## Given task
Faithfully return all lines, omitting every embedded picture.
** begin Record list **
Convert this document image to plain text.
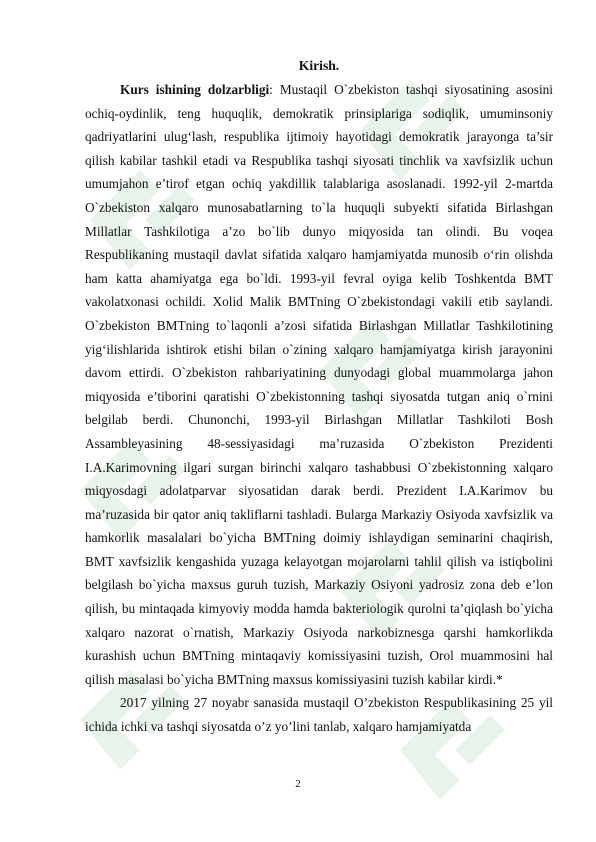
Kirish.

Kurs ishining dolzarbligi: Mustaqil O`zbekiston tashqi siyosatining asosini ochiq-oydinlik, teng huquqlik, demokratik prinsiplariga sodiqlik, umuminsoniy qadriyatlarini ulug‘lash, respublika ijtimoiy hayotidagi demokratik jarayonga ta’sir qilish kabilar tashkil etadi va Respublika tashqi siyosati tinchlik va xavfsizlik uchun umumjahon e’tirof etgan ochiq yakdillik talablariga asoslanadi. 1992-yil 2-martda O`zbekiston xalqaro munosabatlarning to`la huquqli subyekti sifatida Birlashgan Millatlar Tashkilotiga a’zo bo`lib dunyo miqyosida tan olindi. Bu voqea Respublikaning mustaqil davlat sifatida xalqaro hamjamiyatda munosib o‘rin olishda ham katta ahamiyatga ega bo`ldi. 1993-yil fevral oyiga kelib Toshkentda BMT vakolatxonasi ochildi. Xolid Malik BMTning O`zbekistondagi vakili etib saylandi. O`zbekiston BMTning to`laqonli a’zosi sifatida Birlashgan Millatlar Tashkilotining yig‘ilishlarida ishtirok etishi bilan o`zining xalqaro hamjamiyatga kirish jarayonini davom ettirdi. O`zbekiston rahbariyatining dunyodagi global muammolarga jahon miqyosida e’tiborini qaratishi O`zbekistonning tashqi siyosatda tutgan aniq o`rnini belgilab berdi. Chunonchi, 1993-yil Birlashgan Millatlar Tashkiloti Bosh Assambleyasining 48-sessiyasidagi ma’ruzasida O`zbekiston Prezidenti I.A.Karimovning ilgari surgan birinchi xalqaro tashabbusi O`zbekistonning xalqaro miqyosdagi adolatparvar siyosatidan darak berdi. Prezident I.A.Karimov bu ma’ruzasida bir qator aniq takliflarni tashladi. Bularga Markaziy Osiyoda xavfsizlik va hamkorlik masalalari bo`yicha BMTning doimiy ishlaydigan seminarini chaqirish, BMT xavfsizlik kengashida yuzaga kelayotgan mojarolarni tahlil qilish va istiqbolini belgilash bo`yicha maxsus guruh tuzish, Markaziy Osiyoni yadrosiz zona deb e’lon qilish, bu mintaqada kimyoviy modda hamda bakteriologik qurolni ta’qiqlash bo`yicha xalqaro nazorat o`rnatish, Markaziy Osiyoda narkobiznesga qarshi hamkorlikda kurashish uchun BMTning mintaqaviy komissiyasini tuzish, Orol muammosini hal qilish masalasi bo`yicha BMTning maxsus komissiyasini tuzish kabilar kirdi.*

2017 yilning 27 noyabr sanasida mustaqil O’zbekiston Respublikasining 25 yil ichida ichki va tashqi siyosatda o’z yo’lini tanlab, xalqaro hamjamiyatda

2
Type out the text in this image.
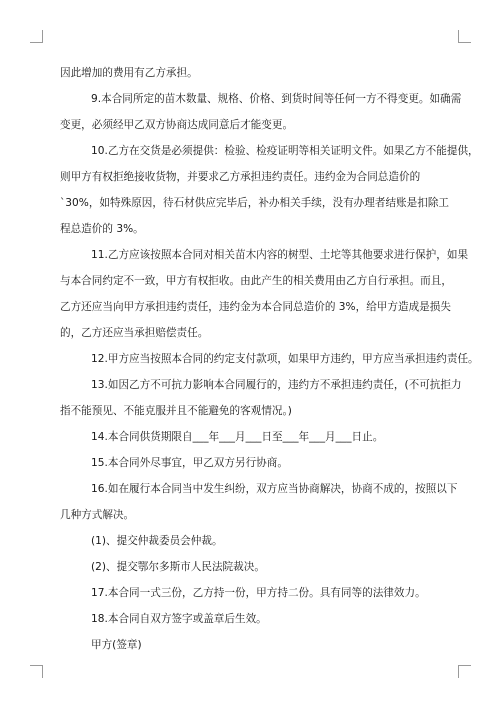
因此增加的费用有乙方承担。
9.本合同所定的苗木数量、规格、价格、到货时间等任何一方不得变更。如确需
变更，必须经甲乙双方协商达成同意后才能变更。
10.乙方在交货是必须提供：检验、检疫证明等相关证明文件。如果乙方不能提供，
则甲方有权拒绝接收货物，并要求乙方承担违约责任。违约金为合同总造价的
`30%，如特殊原因，待石材供应完毕后，补办相关手续，没有办理者结账是扣除工
程总造价的 3%。
11.乙方应该按照本合同对相关苗木内容的树型、土坨等其他要求进行保护，如果
与本合同约定不一致，甲方有权拒收。由此产生的相关费用由乙方自行承担。而且，
乙方还应当向甲方承担违约责任，违约金为本合同总造价的 3%，给甲方造成是损失
的，乙方还应当承担赔偿责任。
12.甲方应当按照本合同的约定支付款项，如果甲方违约，甲方应当承担违约责任。
13.如因乙方不可抗力影响本合同履行的，违约方不承担违约责任，(不可抗拒力
指不能预见、不能克服并且不能避免的客观情况。)
14.本合同供货期限自___年___月___日至___年___月___日止。
15.本合同外尽事宜，甲乙双方另行协商。
16.如在履行本合同当中发生纠纷，双方应当协商解决，协商不成的，按照以下
几种方式解决。
(1)、提交仲裁委员会仲裁。
(2)、提交鄂尔多斯市人民法院裁决。
17.本合同一式三份，乙方持一份，甲方持二份。具有同等的法律效力。
18.本合同自双方签字或盖章后生效。
甲方(签章)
** end Record list **
## Result
Convert this document image to plain text.
Kirish.

Kurs ishining dolzarbligi: Mustaqil O`zbekiston tashqi siyosatining asosini ochiq-oydinlik, teng huquqlik, demokratik prinsiplariga sodiqlik, umuminsoniy qadriyatlarini ulug‘lash, respublika ijtimoiy hayotidagi demokratik jarayonga ta’sir qilish kabilar tashkil etadi va Respublika tashqi siyosati tinchlik va xavfsizlik uchun umumjahon e’tirof etgan ochiq yakdillik talablariga asoslanadi. 1992-yil 2-martda O`zbekiston xalqaro munosabatlarning to`la huquqli subyekti sifatida Birlashgan Millatlar Tashkilotiga a’zo bo`lib dunyo miqyosida tan olindi. Bu voqea Respublikaning mustaqil davlat sifatida xalqaro hamjamiyatda munosib o‘rin olishda ham katta ahamiyatga ega bo`ldi. 1993-yil fevral oyiga kelib Toshkentda BMT vakolatxonasi ochildi. Xolid Malik BMTning O`zbekistondagi vakili etib saylandi. O`zbekiston BMTning to`laqonli a’zosi sifatida Birlashgan Millatlar Tashkilotining yig‘ilishlarida ishtirok etishi bilan o`zining xalqaro hamjamiyatga kirish jarayonini davom ettirdi. O`zbekiston rahbariyatining dunyodagi global muammolarga jahon miqyosida e’tiborini qaratishi O`zbekistonning tashqi siyosatda tutgan aniq o`rnini belgilab berdi. Chunonchi, 1993-yil Birlashgan Millatlar Tashkiloti Bosh Assambleyasining 48-sessiyasidagi ma’ruzasida O`zbekiston Prezidenti I.A.Karimovning ilgari surgan birinchi xalqaro tashabbusi O`zbekistonning xalqaro miqyosdagi adolatparvar siyosatidan darak berdi. Prezident I.A.Karimov bu ma’ruzasida bir qator aniq takliflarni tashladi. Bularga Markaziy Osiyoda xavfsizlik va hamkorlik masalalari bo`yicha BMTning doimiy ishlaydigan seminarini chaqirish, BMT xavfsizlik kengashida yuzaga kelayotgan mojarolarni tahlil qilish va istiqbolini belgilash bo`yicha maxsus guruh tuzish, Markaziy Osiyoni yadrosiz zona deb e’lon qilish, bu mintaqada kimyoviy modda hamda bakteriologik qurolni ta’qiqlash bo`yicha xalqaro nazorat o`rnatish, Markaziy Osiyoda narkobiznesga qarshi hamkorlikda kurashish uchun BMTning mintaqaviy komissiyasini tuzish, Orol muammosini hal qilish masalasi bo`yicha BMTning maxsus komissiyasini tuzish kabilar kirdi.*

2017 yilning 27 noyabr sanasida mustaqil O’zbekiston Respublikasining 25 yil ichida ichki va tashqi siyosatda o’z yo’lini tanlab, xalqaro hamjamiyatda

2
Type out the text in this image.
因此增加的费用有乙方承担。
9.本合同所定的苗木数量、规格、价格、到货时间等任何一方不得变更。如确需
变更，必须经甲乙双方协商达成同意后才能变更。
10.乙方在交货是必须提供：检验、检疫证明等相关证明文件。如果乙方不能提供，
则甲方有权拒绝接收货物，并要求乙方承担违约责任。违约金为合同总造价的
`30%，如特殊原因，待石材供应完毕后，补办相关手续，没有办理者结账是扣除工
程总造价的 3%。
11.乙方应该按照本合同对相关苗木内容的树型、土坨等其他要求进行保护，如果
与本合同约定不一致，甲方有权拒收。由此产生的相关费用由乙方自行承担。而且，
乙方还应当向甲方承担违约责任，违约金为本合同总造价的 3%，给甲方造成是损失
的，乙方还应当承担赔偿责任。
12.甲方应当按照本合同的约定支付款项，如果甲方违约，甲方应当承担违约责任。
13.如因乙方不可抗力影响本合同履行的，违约方不承担违约责任，(不可抗拒力
指不能预见、不能克服并且不能避免的客观情况。)
14.本合同供货期限自___年___月___日至___年___月___日止。
15.本合同外尽事宜，甲乙双方另行协商。
16.如在履行本合同当中发生纠纷，双方应当协商解决，协商不成的，按照以下
几种方式解决。
(1)、提交仲裁委员会仲裁。
(2)、提交鄂尔多斯市人民法院裁决。
17.本合同一式三份，乙方持一份，甲方持二份。具有同等的法律效力。
18.本合同自双方签字或盖章后生效。
甲方(签章)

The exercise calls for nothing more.